§ **The request**: Go through the entries below and collect each line with the string "subtitle" in it.

§ **Data for this exercise**:
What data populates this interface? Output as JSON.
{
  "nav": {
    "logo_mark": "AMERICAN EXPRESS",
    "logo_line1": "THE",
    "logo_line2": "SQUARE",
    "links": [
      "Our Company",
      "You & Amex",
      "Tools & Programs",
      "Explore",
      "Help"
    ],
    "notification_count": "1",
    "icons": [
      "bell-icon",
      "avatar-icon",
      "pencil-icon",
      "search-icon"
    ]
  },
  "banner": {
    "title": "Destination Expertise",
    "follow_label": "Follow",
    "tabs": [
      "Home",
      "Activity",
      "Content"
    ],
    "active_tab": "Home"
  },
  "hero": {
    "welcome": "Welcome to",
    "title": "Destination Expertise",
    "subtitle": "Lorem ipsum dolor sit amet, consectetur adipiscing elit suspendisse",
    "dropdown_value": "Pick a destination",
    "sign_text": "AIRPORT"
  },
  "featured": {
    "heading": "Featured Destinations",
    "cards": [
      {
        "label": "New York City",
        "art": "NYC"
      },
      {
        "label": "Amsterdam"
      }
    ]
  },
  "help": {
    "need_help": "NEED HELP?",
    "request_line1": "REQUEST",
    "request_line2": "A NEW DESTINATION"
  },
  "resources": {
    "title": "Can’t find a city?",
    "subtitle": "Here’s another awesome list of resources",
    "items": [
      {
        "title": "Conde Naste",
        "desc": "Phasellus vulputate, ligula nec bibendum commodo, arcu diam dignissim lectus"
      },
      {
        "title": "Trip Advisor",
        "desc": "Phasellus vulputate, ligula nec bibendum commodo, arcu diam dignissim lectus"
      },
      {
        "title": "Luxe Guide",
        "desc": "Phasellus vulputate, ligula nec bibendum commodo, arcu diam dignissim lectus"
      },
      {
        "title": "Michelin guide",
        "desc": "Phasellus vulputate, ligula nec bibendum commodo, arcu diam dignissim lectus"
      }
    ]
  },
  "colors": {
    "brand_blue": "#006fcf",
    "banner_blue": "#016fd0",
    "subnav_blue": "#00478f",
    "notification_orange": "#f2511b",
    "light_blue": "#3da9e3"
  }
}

§ **Answer to this exercise**:
    "subtitle": "Lorem ipsum dolor sit amet, consectetur adipiscing elit suspendisse",
    "subtitle": "Here’s another awesome list of resources",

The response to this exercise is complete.